***** Exercise material *****

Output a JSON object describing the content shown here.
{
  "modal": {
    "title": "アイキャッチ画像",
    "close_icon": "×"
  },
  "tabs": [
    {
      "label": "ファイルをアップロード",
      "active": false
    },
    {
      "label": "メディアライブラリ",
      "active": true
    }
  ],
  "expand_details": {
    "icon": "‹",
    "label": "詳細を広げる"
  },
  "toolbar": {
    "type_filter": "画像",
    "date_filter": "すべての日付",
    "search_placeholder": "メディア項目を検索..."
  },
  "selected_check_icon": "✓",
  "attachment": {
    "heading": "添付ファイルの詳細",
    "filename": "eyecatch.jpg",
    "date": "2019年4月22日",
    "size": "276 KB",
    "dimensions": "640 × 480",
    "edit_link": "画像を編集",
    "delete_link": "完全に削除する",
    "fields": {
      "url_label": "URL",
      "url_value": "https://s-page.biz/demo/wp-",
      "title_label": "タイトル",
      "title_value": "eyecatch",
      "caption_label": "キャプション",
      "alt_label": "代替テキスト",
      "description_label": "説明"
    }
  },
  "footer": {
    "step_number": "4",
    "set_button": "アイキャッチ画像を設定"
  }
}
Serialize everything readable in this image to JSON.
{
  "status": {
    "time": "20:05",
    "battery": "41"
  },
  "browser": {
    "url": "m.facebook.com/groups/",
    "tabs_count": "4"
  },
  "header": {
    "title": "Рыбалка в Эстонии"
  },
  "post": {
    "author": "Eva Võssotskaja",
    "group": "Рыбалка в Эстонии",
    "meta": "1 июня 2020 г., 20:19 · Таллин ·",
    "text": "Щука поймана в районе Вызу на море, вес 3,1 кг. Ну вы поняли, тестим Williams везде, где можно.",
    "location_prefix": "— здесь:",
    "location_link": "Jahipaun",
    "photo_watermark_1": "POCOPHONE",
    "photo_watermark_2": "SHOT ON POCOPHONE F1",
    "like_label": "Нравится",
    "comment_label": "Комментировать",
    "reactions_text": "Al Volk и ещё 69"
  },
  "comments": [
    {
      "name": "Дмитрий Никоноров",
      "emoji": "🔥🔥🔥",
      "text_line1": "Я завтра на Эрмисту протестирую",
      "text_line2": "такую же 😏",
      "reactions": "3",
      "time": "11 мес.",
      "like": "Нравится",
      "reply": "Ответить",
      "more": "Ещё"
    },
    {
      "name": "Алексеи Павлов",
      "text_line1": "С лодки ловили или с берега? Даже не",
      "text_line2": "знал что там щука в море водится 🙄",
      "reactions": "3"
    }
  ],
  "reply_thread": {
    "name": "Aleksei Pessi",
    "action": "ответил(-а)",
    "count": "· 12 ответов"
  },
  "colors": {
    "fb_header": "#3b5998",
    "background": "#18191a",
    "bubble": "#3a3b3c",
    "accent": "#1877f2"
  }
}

*****

Problem requirements: Repeat exactly the lines from the one containing "Serialize everything readable" through the last line of the records above, both included, and nothing else.

Exercise solution:
Serialize everything readable in this image to JSON.
{
  "status": {
    "time": "20:05",
    "battery": "41"
  },
  "browser": {
    "url": "m.facebook.com/groups/",
    "tabs_count": "4"
  },
  "header": {
    "title": "Рыбалка в Эстонии"
  },
  "post": {
    "author": "Eva Võssotskaja",
    "group": "Рыбалка в Эстонии",
    "meta": "1 июня 2020 г., 20:19 · Таллин ·",
    "text": "Щука поймана в районе Вызу на море, вес 3,1 кг. Ну вы поняли, тестим Williams везде, где можно.",
    "location_prefix": "— здесь:",
    "location_link": "Jahipaun",
    "photo_watermark_1": "POCOPHONE",
    "photo_watermark_2": "SHOT ON POCOPHONE F1",
    "like_label": "Нравится",
    "comment_label": "Комментировать",
    "reactions_text": "Al Volk и ещё 69"
  },
  "comments": [
    {
      "name": "Дмитрий Никоноров",
      "emoji": "🔥🔥🔥",
      "text_line1": "Я завтра на Эрмисту протестирую",
      "text_line2": "такую же 😏",
      "reactions": "3",
      "time": "11 мес.",
      "like": "Нравится",
      "reply": "Ответить",
      "more": "Ещё"
    },
    {
      "name": "Алексеи Павлов",
      "text_line1": "С лодки ловили или с берега? Даже не",
      "text_line2": "знал что там щука в море водится 🙄",
      "reactions": "3"
    }
  ],
  "reply_thread": {
    "name": "Aleksei Pessi",
    "action": "ответил(-а)",
    "count": "· 12 ответов"
  },
  "colors": {
    "fb_header": "#3b5998",
    "background": "#18191a",
    "bubble": "#3a3b3c",
    "accent": "#1877f2"
  }
}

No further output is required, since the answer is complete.